Provided data:
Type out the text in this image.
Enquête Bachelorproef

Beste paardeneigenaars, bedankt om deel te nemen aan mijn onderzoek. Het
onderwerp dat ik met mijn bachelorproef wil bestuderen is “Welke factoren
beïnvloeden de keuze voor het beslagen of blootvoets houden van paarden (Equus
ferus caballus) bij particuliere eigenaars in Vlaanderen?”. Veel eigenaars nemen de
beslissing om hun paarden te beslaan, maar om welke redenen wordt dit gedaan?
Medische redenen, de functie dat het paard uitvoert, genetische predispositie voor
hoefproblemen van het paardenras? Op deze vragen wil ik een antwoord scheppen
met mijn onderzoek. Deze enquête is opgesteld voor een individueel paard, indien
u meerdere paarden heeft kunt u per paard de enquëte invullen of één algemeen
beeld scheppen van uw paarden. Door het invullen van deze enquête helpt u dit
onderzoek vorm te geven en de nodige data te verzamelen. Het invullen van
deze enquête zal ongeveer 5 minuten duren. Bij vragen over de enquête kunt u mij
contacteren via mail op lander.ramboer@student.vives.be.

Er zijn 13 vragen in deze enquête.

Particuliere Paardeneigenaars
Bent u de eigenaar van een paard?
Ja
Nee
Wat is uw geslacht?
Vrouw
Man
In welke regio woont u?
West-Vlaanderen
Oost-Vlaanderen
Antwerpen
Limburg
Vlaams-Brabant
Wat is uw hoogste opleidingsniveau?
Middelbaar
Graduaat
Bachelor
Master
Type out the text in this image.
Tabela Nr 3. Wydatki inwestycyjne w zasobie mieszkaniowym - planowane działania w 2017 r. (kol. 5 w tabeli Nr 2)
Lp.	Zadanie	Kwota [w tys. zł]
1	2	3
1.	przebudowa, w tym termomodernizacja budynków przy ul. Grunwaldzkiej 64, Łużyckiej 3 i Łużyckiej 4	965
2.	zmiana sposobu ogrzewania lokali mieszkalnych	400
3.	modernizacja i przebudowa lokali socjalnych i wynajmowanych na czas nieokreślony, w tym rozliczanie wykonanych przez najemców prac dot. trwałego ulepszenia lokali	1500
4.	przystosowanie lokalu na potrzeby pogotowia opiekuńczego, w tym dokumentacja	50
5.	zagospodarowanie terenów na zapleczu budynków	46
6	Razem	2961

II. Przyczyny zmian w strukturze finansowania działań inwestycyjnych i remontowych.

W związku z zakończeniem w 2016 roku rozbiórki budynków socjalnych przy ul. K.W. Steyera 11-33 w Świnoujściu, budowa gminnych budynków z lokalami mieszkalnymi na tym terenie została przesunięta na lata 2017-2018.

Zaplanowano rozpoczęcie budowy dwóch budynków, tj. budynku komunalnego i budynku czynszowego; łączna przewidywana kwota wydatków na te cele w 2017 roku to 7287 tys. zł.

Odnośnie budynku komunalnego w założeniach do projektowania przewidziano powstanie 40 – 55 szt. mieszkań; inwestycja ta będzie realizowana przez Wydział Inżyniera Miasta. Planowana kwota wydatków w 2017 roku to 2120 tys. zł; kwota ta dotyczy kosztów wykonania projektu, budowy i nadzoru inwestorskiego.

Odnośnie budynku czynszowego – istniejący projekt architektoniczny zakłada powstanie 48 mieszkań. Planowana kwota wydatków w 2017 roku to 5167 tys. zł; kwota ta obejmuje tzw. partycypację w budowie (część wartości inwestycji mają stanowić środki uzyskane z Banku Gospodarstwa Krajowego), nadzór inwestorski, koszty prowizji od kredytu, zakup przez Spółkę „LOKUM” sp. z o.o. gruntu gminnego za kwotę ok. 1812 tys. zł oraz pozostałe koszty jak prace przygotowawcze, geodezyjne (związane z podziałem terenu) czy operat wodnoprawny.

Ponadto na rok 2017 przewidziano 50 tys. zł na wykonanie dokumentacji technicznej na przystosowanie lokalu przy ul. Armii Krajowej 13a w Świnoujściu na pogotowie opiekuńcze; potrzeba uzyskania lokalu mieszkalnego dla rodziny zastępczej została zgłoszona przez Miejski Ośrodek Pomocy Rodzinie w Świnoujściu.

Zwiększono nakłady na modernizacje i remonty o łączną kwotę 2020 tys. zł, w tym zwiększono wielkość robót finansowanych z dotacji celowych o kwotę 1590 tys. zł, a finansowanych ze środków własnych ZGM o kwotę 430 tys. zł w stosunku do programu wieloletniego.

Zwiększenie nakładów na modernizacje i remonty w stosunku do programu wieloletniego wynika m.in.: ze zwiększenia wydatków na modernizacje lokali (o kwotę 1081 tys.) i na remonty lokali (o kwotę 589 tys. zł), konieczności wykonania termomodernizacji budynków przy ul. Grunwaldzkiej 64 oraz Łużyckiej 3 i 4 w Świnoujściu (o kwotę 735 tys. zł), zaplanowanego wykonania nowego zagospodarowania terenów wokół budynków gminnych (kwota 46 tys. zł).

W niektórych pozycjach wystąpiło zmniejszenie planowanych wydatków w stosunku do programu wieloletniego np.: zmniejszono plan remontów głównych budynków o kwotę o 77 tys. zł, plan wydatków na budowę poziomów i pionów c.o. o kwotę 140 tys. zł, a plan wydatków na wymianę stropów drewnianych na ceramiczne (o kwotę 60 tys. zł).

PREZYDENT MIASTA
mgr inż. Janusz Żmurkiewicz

Set exercise:
Find each line that has the word "lokalu", then copy it out.

Result of this task:
4.	przystosowanie lokalu na potrzeby pogotowia opiekuńczego, w tym dokumentacja	50
Ponadto na rok 2017 przewidziano 50 tys. zł na wykonanie dokumentacji technicznej na przystosowanie lokalu przy ul. Armii Krajowej 13a w Świnoujściu na pogotowie opiekuńcze; potrzeba uzyskania lokalu mieszkalnego dla rodziny zastępczej została zgłoszona przez Miejski Ośrodek Pomocy Rodzinie w Świnoujściu.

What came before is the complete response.